▸ What is required: Tally the lines containing the word "Impromtu", and report the tally alone.

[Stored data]
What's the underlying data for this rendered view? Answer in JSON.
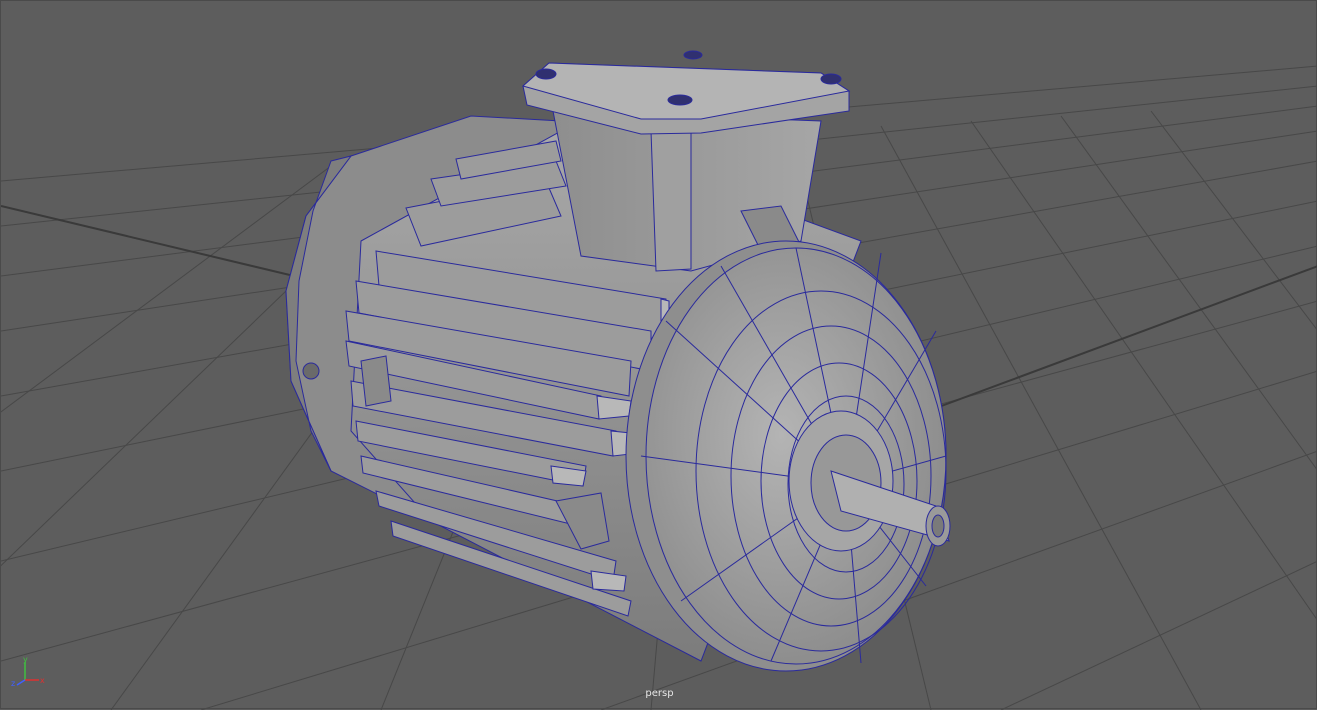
{
  "viewport": {
    "camera_name": "persp",
    "background": "#5d5d5d",
    "grid_color": "#484848",
    "grid_axis_color": "#3a3a3a",
    "wire_color": "#2a2a9c",
    "model_name": "electric-motor"
  },
  "axis_gizmo": {
    "x_label": "x",
    "y_label": "y",
    "z_label": "z",
    "x_color": "#e03030",
    "y_color": "#40c040",
    "z_color": "#4060ff"
  }
}
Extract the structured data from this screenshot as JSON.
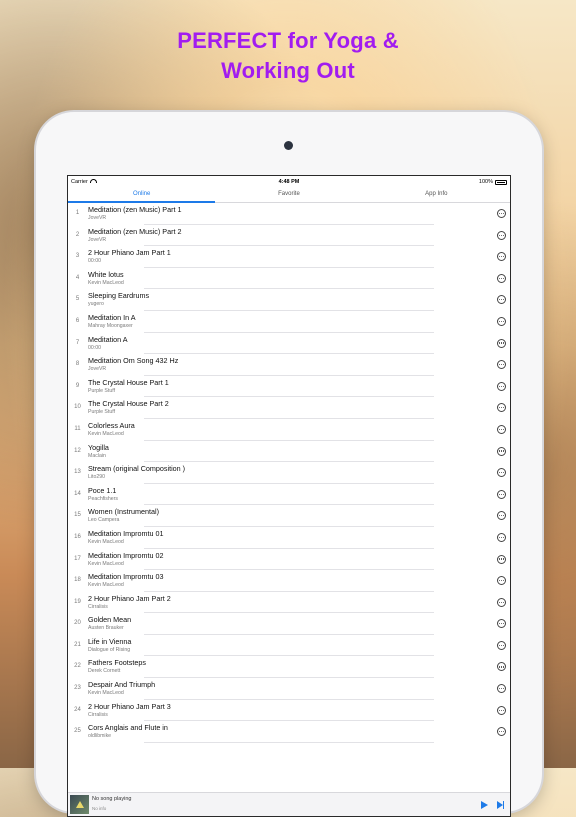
{
  "headline": {
    "line1": "PERFECT for Yoga &",
    "line2": "Working Out"
  },
  "status": {
    "carrier": "Carrier",
    "time": "4:48 PM",
    "battery": "100%"
  },
  "tabs": [
    {
      "label": "Online",
      "active": true
    },
    {
      "label": "Favorite",
      "active": false
    },
    {
      "label": "App Info",
      "active": false
    }
  ],
  "songs": [
    {
      "num": "1",
      "title": "Meditation (zen Music) Part 1",
      "artist": "JoveVR"
    },
    {
      "num": "2",
      "title": "Meditation (zen Music) Part 2",
      "artist": "JoveVR"
    },
    {
      "num": "3",
      "title": "2 Hour Phiano Jam Part 1",
      "artist": "00:00"
    },
    {
      "num": "4",
      "title": "White lotus",
      "artist": "Kevin MacLeod"
    },
    {
      "num": "5",
      "title": "Sleeping Eardrums",
      "artist": "yugero"
    },
    {
      "num": "6",
      "title": "Meditation In A",
      "artist": "Mahray Moongaxer"
    },
    {
      "num": "7",
      "title": "Meditation A",
      "artist": "00:00"
    },
    {
      "num": "8",
      "title": "Meditation Om Song 432 Hz",
      "artist": "JoveVR"
    },
    {
      "num": "9",
      "title": "The Crystal House Part 1",
      "artist": "Purple Stuff"
    },
    {
      "num": "10",
      "title": "The Crystal House Part 2",
      "artist": "Purple Stuff"
    },
    {
      "num": "11",
      "title": "Colorless Aura",
      "artist": "Kevin MacLeod"
    },
    {
      "num": "12",
      "title": "Yogilla",
      "artist": "Maclain"
    },
    {
      "num": "13",
      "title": "Stream (original Composition )",
      "artist": "Lito290"
    },
    {
      "num": "14",
      "title": "Poce 1.1",
      "artist": "Peachfishers"
    },
    {
      "num": "15",
      "title": "Women (Instrumental)",
      "artist": "Leo Campera"
    },
    {
      "num": "16",
      "title": "Meditation Impromtu 01",
      "artist": "Kevin MacLeod"
    },
    {
      "num": "17",
      "title": "Meditation Impromtu 02",
      "artist": "Kevin MacLeod"
    },
    {
      "num": "18",
      "title": "Meditation Impromtu 03",
      "artist": "Kevin MacLeod"
    },
    {
      "num": "19",
      "title": "2 Hour Phiano Jam Part 2",
      "artist": "Cirralisis"
    },
    {
      "num": "20",
      "title": "Golden Mean",
      "artist": "Austen Brauker"
    },
    {
      "num": "21",
      "title": "Life in Vienna",
      "artist": "Dialogue of Rising"
    },
    {
      "num": "22",
      "title": "Fathers Footsteps",
      "artist": "Derek Cornett"
    },
    {
      "num": "23",
      "title": "Despair And Triumph",
      "artist": "Kevin MacLeod"
    },
    {
      "num": "24",
      "title": "2 Hour Phiano Jam Part 3",
      "artist": "Cirralisis"
    },
    {
      "num": "25",
      "title": "Cors Anglais and Flute in",
      "artist": "oldlibmike"
    }
  ],
  "player": {
    "title": "No song playing",
    "subtitle": "No info"
  },
  "colors": {
    "accent": "#1d7ae8",
    "headline": "#a21cf0"
  }
}
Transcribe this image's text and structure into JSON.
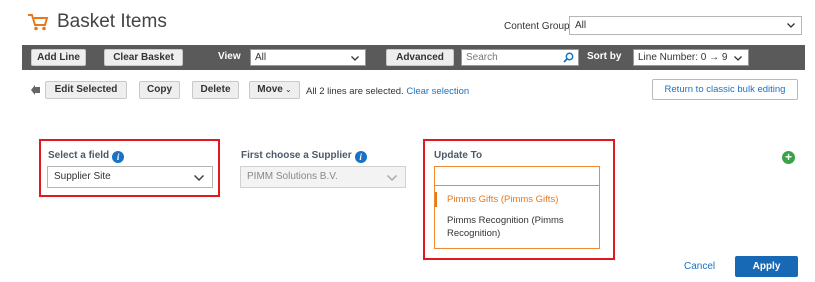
{
  "header": {
    "title": "Basket Items",
    "content_group_label": "Content Group",
    "content_group_value": "All"
  },
  "toolbar": {
    "add_line": "Add Line",
    "clear_basket": "Clear Basket",
    "view_label": "View",
    "view_value": "All",
    "advanced": "Advanced",
    "search_placeholder": "Search",
    "sort_label": "Sort by",
    "sort_value": "Line Number: 0 → 9"
  },
  "actions": {
    "edit_selected": "Edit Selected",
    "copy": "Copy",
    "delete": "Delete",
    "move": "Move",
    "selection_text": "All 2 lines are selected.",
    "clear_selection": "Clear selection",
    "classic_bulk": "Return to classic bulk editing"
  },
  "form": {
    "select_field_label": "Select a field",
    "select_field_value": "Supplier Site",
    "supplier_label": "First choose a Supplier",
    "supplier_value": "PIMM Solutions B.V.",
    "update_to_label": "Update To",
    "update_input_value": "",
    "options": [
      "Pimms Gifts (Pimms Gifts)",
      "Pimms Recognition (Pimms Recognition)"
    ]
  },
  "footer": {
    "cancel": "Cancel",
    "apply": "Apply"
  },
  "colors": {
    "highlight_box": "#e0181f",
    "accent_orange": "#e8781e",
    "link_blue": "#1a72c4",
    "apply_blue": "#1769b6",
    "toolbar_gray": "#5a5a5a"
  }
}
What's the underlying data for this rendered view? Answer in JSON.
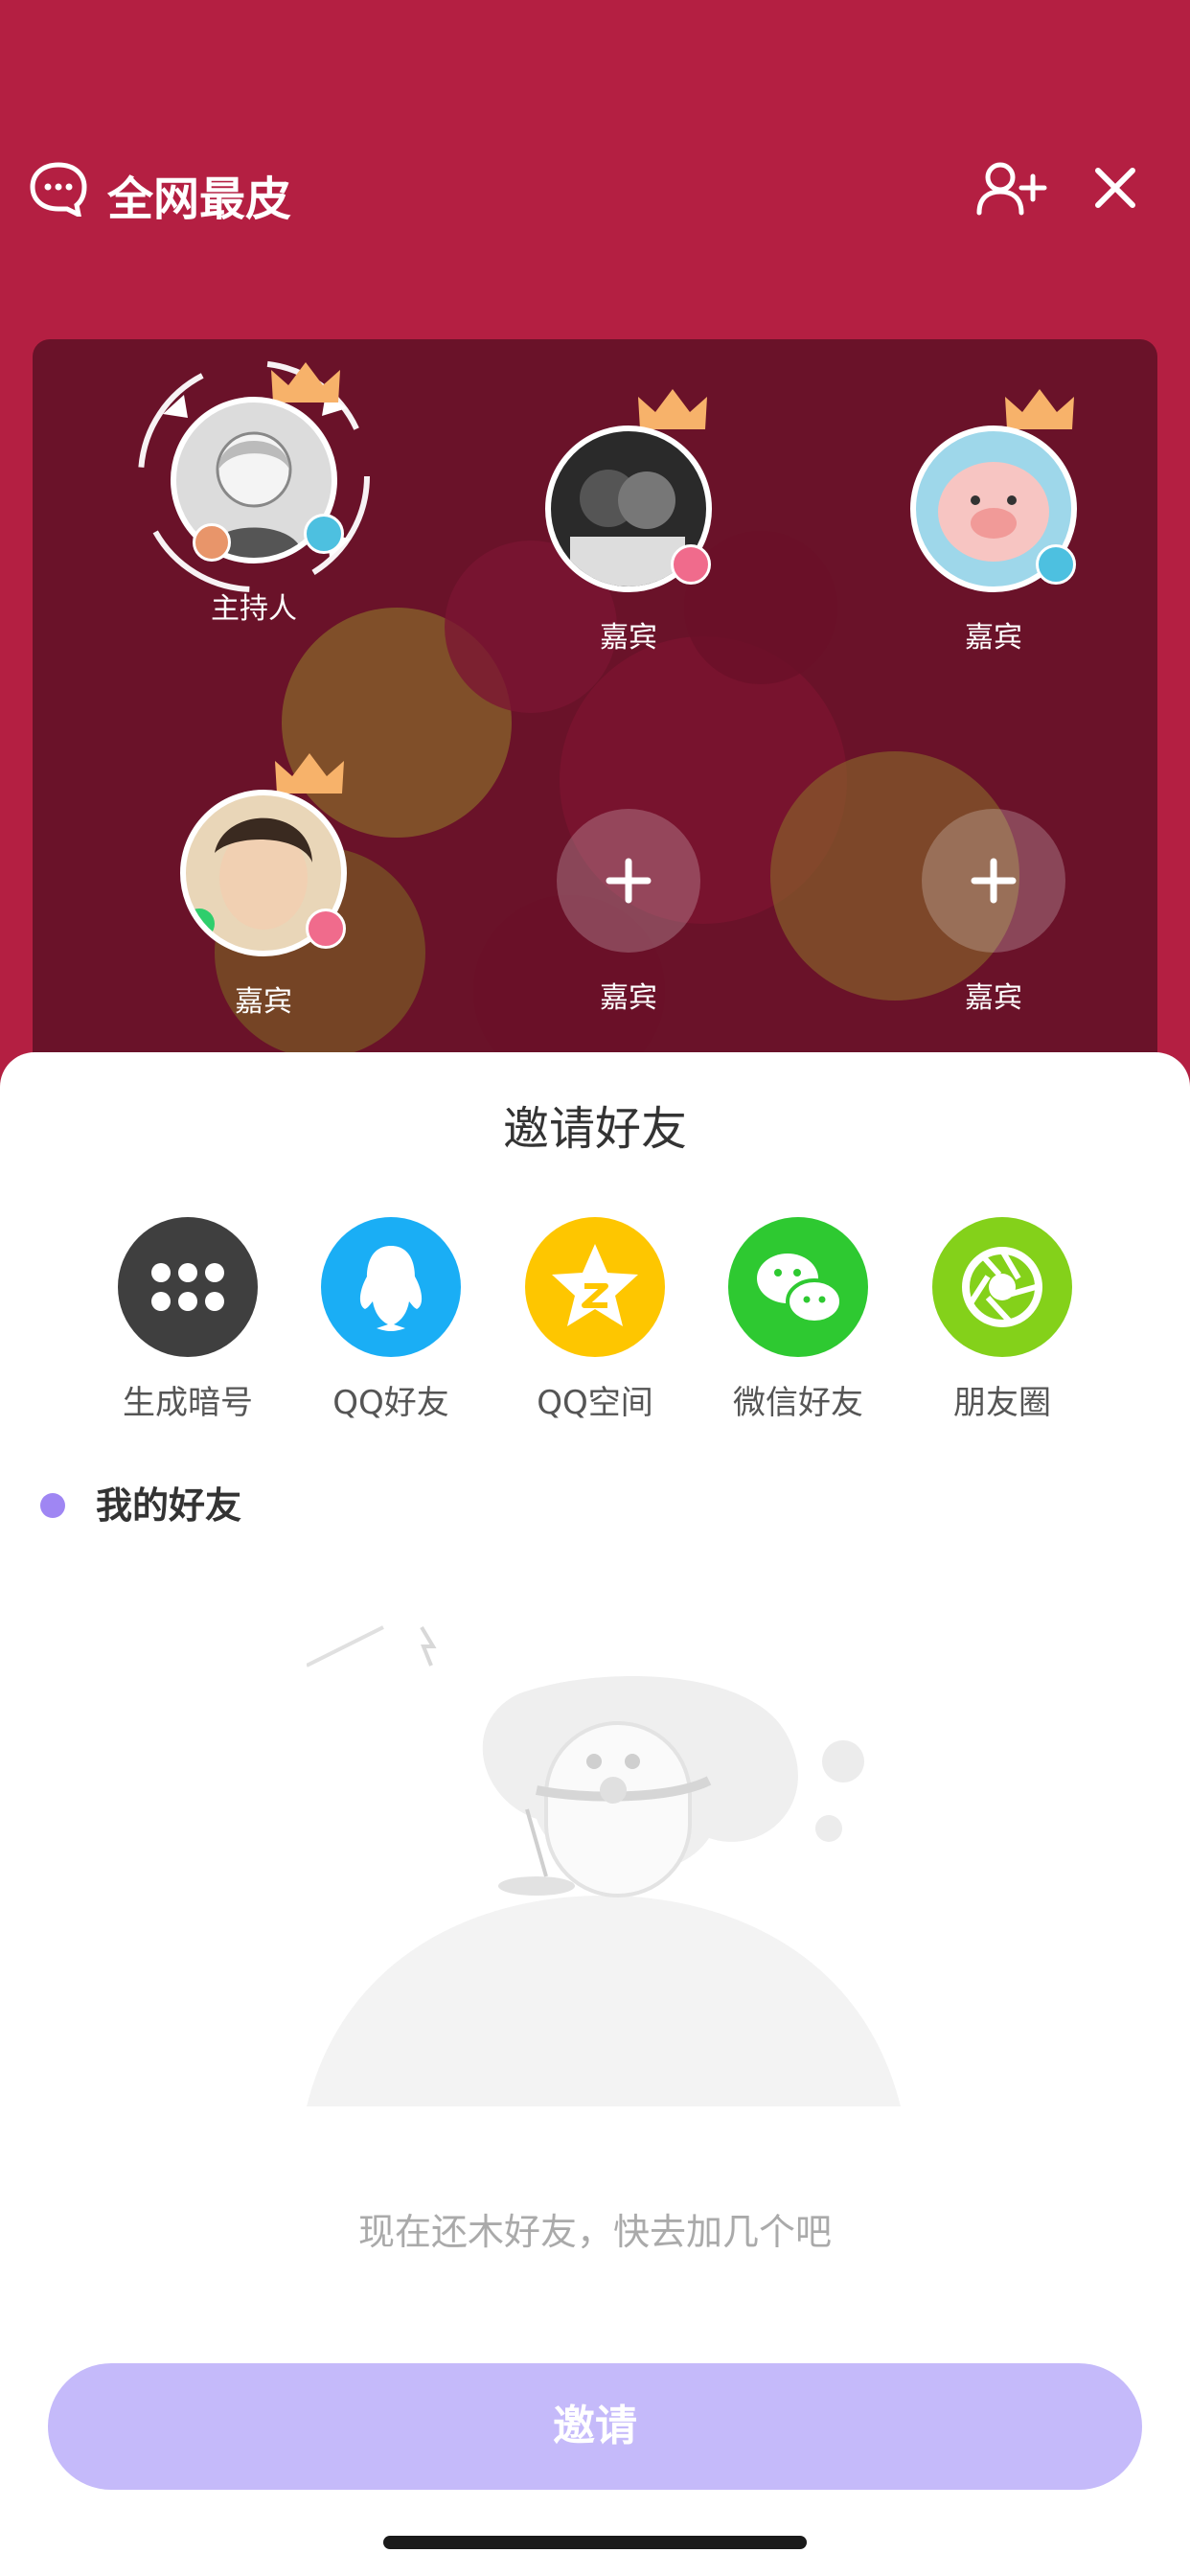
{
  "header": {
    "room_title": "全网最皮",
    "icons": [
      "chat-icon",
      "add-user-icon",
      "close-icon"
    ]
  },
  "seats": [
    {
      "label": "主持人",
      "role": "host",
      "has_avatar": true,
      "mic_color": "#4dc0e0"
    },
    {
      "label": "嘉宾",
      "role": "guest",
      "has_avatar": true,
      "mic_color": "#f06b8c"
    },
    {
      "label": "嘉宾",
      "role": "guest",
      "has_avatar": true,
      "mic_color": "#4dc0e0"
    },
    {
      "label": "嘉宾",
      "role": "guest",
      "has_avatar": true,
      "mic_color": "#f06b8c"
    },
    {
      "label": "嘉宾",
      "role": "empty",
      "has_avatar": false
    },
    {
      "label": "嘉宾",
      "role": "empty",
      "has_avatar": false
    }
  ],
  "sheet": {
    "title": "邀请好友",
    "share_options": [
      {
        "label": "生成暗号",
        "icon": "dots-icon",
        "color": "#3f3f3f"
      },
      {
        "label": "QQ好友",
        "icon": "qq-penguin-icon",
        "color": "#1aaef5"
      },
      {
        "label": "QQ空间",
        "icon": "qzone-star-icon",
        "color": "#fec600"
      },
      {
        "label": "微信好友",
        "icon": "wechat-icon",
        "color": "#2ec931"
      },
      {
        "label": "朋友圈",
        "icon": "moments-shutter-icon",
        "color": "#84d11a"
      }
    ],
    "friends_heading": "我的好友",
    "empty_text": "现在还木好友，快去加几个吧",
    "invite_button": "邀请"
  },
  "colors": {
    "background": "#b41f42",
    "accent_purple": "#9f86f3",
    "invite_button": "#c5bafa"
  }
}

▸ Answer: 3